WHAT IS BEING ASKED:
Retype the material that follows, keeping every word as it is.
━━━ PROVIDED ENTRIES
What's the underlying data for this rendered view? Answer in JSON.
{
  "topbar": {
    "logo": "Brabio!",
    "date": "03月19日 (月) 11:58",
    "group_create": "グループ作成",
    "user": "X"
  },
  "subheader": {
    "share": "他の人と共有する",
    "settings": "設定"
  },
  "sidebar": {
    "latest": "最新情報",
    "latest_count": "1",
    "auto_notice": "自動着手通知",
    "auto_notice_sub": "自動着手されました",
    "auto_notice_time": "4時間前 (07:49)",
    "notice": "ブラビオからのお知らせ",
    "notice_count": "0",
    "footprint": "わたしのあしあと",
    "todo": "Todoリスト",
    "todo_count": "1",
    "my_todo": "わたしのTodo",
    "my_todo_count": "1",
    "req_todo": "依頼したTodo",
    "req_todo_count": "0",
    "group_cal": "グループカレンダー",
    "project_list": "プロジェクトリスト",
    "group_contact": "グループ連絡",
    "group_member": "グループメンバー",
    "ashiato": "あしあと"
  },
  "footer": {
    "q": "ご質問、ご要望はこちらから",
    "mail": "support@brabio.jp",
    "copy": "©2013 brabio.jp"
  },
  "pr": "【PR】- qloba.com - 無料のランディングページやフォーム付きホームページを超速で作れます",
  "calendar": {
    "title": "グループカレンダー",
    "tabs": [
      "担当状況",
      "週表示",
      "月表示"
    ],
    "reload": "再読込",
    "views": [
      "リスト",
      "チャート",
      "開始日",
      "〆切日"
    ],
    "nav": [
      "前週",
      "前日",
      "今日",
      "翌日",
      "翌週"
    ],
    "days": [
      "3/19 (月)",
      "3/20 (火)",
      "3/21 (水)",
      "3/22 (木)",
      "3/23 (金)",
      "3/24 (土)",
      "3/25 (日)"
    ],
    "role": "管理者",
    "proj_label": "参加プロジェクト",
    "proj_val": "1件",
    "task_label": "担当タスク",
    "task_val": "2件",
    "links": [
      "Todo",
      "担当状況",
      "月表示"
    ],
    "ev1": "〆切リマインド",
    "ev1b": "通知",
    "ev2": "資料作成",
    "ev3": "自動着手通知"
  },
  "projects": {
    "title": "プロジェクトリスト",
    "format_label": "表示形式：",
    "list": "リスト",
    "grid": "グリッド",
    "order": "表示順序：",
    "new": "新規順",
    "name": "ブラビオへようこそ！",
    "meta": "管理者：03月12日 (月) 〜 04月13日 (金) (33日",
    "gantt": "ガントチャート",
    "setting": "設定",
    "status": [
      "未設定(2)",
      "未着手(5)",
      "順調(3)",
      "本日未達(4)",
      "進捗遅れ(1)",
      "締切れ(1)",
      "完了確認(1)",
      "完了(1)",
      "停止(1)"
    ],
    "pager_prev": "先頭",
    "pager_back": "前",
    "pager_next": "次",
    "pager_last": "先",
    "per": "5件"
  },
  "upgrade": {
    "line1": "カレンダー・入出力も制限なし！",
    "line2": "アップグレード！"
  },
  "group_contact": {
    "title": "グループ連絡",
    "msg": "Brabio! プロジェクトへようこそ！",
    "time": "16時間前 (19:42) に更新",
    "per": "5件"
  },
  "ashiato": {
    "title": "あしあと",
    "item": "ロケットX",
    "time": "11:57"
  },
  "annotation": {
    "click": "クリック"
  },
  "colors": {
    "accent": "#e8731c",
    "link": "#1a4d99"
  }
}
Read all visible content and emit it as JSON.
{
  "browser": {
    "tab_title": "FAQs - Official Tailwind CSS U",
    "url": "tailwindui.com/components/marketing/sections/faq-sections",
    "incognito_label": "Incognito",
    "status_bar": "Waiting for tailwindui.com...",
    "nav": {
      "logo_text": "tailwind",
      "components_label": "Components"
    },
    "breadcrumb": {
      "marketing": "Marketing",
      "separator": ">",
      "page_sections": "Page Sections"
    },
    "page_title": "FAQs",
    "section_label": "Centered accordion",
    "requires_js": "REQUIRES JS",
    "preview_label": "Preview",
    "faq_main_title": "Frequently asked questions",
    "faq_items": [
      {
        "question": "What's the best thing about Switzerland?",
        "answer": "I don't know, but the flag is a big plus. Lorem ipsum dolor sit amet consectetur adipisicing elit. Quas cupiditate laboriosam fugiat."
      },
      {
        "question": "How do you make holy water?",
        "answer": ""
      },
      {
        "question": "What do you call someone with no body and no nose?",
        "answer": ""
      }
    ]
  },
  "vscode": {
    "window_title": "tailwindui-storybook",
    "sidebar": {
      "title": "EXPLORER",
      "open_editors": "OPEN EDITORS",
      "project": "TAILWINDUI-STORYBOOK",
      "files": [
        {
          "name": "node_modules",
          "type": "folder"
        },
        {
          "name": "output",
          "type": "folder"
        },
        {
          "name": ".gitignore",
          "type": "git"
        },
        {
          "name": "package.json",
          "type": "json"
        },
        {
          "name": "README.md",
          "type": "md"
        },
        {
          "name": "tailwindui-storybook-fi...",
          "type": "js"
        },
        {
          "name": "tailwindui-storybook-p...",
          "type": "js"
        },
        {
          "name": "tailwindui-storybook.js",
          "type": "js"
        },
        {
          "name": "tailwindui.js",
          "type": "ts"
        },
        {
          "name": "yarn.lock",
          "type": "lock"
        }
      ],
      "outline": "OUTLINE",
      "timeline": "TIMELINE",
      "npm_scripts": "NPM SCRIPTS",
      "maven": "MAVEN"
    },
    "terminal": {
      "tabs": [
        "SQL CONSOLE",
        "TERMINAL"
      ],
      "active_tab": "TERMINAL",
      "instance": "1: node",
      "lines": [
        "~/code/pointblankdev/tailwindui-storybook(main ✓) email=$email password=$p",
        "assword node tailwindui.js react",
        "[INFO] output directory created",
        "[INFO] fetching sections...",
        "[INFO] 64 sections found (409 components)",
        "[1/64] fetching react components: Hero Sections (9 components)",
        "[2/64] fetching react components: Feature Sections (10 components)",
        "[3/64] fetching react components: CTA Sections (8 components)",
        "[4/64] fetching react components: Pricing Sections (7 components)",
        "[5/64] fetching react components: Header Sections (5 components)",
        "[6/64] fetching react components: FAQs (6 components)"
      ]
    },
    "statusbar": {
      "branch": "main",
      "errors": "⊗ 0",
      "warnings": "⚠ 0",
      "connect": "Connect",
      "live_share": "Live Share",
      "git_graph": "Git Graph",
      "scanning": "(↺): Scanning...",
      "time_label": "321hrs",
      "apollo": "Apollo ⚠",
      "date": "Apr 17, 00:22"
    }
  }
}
━━━━━━
FINISHED EXERCISE:
What's the underlying data for this rendered view? Answer in JSON.
{
  "topbar": {
    "logo": "Brabio!",
    "date": "03月19日 (月) 11:58",
    "group_create": "グループ作成",
    "user": "X"
  },
  "subheader": {
    "share": "他の人と共有する",
    "settings": "設定"
  },
  "sidebar": {
    "latest": "最新情報",
    "latest_count": "1",
    "auto_notice": "自動着手通知",
    "auto_notice_sub": "自動着手されました",
    "auto_notice_time": "4時間前 (07:49)",
    "notice": "ブラビオからのお知らせ",
    "notice_count": "0",
    "footprint": "わたしのあしあと",
    "todo": "Todoリスト",
    "todo_count": "1",
    "my_todo": "わたしのTodo",
    "my_todo_count": "1",
    "req_todo": "依頼したTodo",
    "req_todo_count": "0",
    "group_cal": "グループカレンダー",
    "project_list": "プロジェクトリスト",
    "group_contact": "グループ連絡",
    "group_member": "グループメンバー",
    "ashiato": "あしあと"
  },
  "footer": {
    "q": "ご質問、ご要望はこちらから",
    "mail": "support@brabio.jp",
    "copy": "©2013 brabio.jp"
  },
  "pr": "【PR】- qloba.com - 無料のランディングページやフォーム付きホームページを超速で作れます",
  "calendar": {
    "title": "グループカレンダー",
    "tabs": [
      "担当状況",
      "週表示",
      "月表示"
    ],
    "reload": "再読込",
    "views": [
      "リスト",
      "チャート",
      "開始日",
      "〆切日"
    ],
    "nav": [
      "前週",
      "前日",
      "今日",
      "翌日",
      "翌週"
    ],
    "days": [
      "3/19 (月)",
      "3/20 (火)",
      "3/21 (水)",
      "3/22 (木)",
      "3/23 (金)",
      "3/24 (土)",
      "3/25 (日)"
    ],
    "role": "管理者",
    "proj_label": "参加プロジェクト",
    "proj_val": "1件",
    "task_label": "担当タスク",
    "task_val": "2件",
    "links": [
      "Todo",
      "担当状況",
      "月表示"
    ],
    "ev1": "〆切リマインド",
    "ev1b": "通知",
    "ev2": "資料作成",
    "ev3": "自動着手通知"
  },
  "projects": {
    "title": "プロジェクトリスト",
    "format_label": "表示形式：",
    "list": "リスト",
    "grid": "グリッド",
    "order": "表示順序：",
    "new": "新規順",
    "name": "ブラビオへようこそ！",
    "meta": "管理者：03月12日 (月) 〜 04月13日 (金) (33日",
    "gantt": "ガントチャート",
    "setting": "設定",
    "status": [
      "未設定(2)",
      "未着手(5)",
      "順調(3)",
      "本日未達(4)",
      "進捗遅れ(1)",
      "締切れ(1)",
      "完了確認(1)",
      "完了(1)",
      "停止(1)"
    ],
    "pager_prev": "先頭",
    "pager_back": "前",
    "pager_next": "次",
    "pager_last": "先",
    "per": "5件"
  },
  "upgrade": {
    "line1": "カレンダー・入出力も制限なし！",
    "line2": "アップグレード！"
  },
  "group_contact": {
    "title": "グループ連絡",
    "msg": "Brabio! プロジェクトへようこそ！",
    "time": "16時間前 (19:42) に更新",
    "per": "5件"
  },
  "ashiato": {
    "title": "あしあと",
    "item": "ロケットX",
    "time": "11:57"
  },
  "annotation": {
    "click": "クリック"
  },
  "colors": {
    "accent": "#e8731c",
    "link": "#1a4d99"
  }
}
Read all visible content and emit it as JSON.
{
  "browser": {
    "tab_title": "FAQs - Official Tailwind CSS U",
    "url": "tailwindui.com/components/marketing/sections/faq-sections",
    "incognito_label": "Incognito",
    "status_bar": "Waiting for tailwindui.com...",
    "nav": {
      "logo_text": "tailwind",
      "components_label": "Components"
    },
    "breadcrumb": {
      "marketing": "Marketing",
      "separator": ">",
      "page_sections": "Page Sections"
    },
    "page_title": "FAQs",
    "section_label": "Centered accordion",
    "requires_js": "REQUIRES JS",
    "preview_label": "Preview",
    "faq_main_title": "Frequently asked questions",
    "faq_items": [
      {
        "question": "What's the best thing about Switzerland?",
        "answer": "I don't know, but the flag is a big plus. Lorem ipsum dolor sit amet consectetur adipisicing elit. Quas cupiditate laboriosam fugiat."
      },
      {
        "question": "How do you make holy water?",
        "answer": ""
      },
      {
        "question": "What do you call someone with no body and no nose?",
        "answer": ""
      }
    ]
  },
  "vscode": {
    "window_title": "tailwindui-storybook",
    "sidebar": {
      "title": "EXPLORER",
      "open_editors": "OPEN EDITORS",
      "project": "TAILWINDUI-STORYBOOK",
      "files": [
        {
          "name": "node_modules",
          "type": "folder"
        },
        {
          "name": "output",
          "type": "folder"
        },
        {
          "name": ".gitignore",
          "type": "git"
        },
        {
          "name": "package.json",
          "type": "json"
        },
        {
          "name": "README.md",
          "type": "md"
        },
        {
          "name": "tailwindui-storybook-fi...",
          "type": "js"
        },
        {
          "name": "tailwindui-storybook-p...",
          "type": "js"
        },
        {
          "name": "tailwindui-storybook.js",
          "type": "js"
        },
        {
          "name": "tailwindui.js",
          "type": "ts"
        },
        {
          "name": "yarn.lock",
          "type": "lock"
        }
      ],
      "outline": "OUTLINE",
      "timeline": "TIMELINE",
      "npm_scripts": "NPM SCRIPTS",
      "maven": "MAVEN"
    },
    "terminal": {
      "tabs": [
        "SQL CONSOLE",
        "TERMINAL"
      ],
      "active_tab": "TERMINAL",
      "instance": "1: node",
      "lines": [
        "~/code/pointblankdev/tailwindui-storybook(main ✓) email=$email password=$p",
        "assword node tailwindui.js react",
        "[INFO] output directory created",
        "[INFO] fetching sections...",
        "[INFO] 64 sections found (409 components)",
        "[1/64] fetching react components: Hero Sections (9 components)",
        "[2/64] fetching react components: Feature Sections (10 components)",
        "[3/64] fetching react components: CTA Sections (8 components)",
        "[4/64] fetching react components: Pricing Sections (7 components)",
        "[5/64] fetching react components: Header Sections (5 components)",
        "[6/64] fetching react components: FAQs (6 components)"
      ]
    },
    "statusbar": {
      "branch": "main",
      "errors": "⊗ 0",
      "warnings": "⚠ 0",
      "connect": "Connect",
      "live_share": "Live Share",
      "git_graph": "Git Graph",
      "scanning": "(↺): Scanning...",
      "time_label": "321hrs",
      "apollo": "Apollo ⚠",
      "date": "Apr 17, 00:22"
    }
  }
}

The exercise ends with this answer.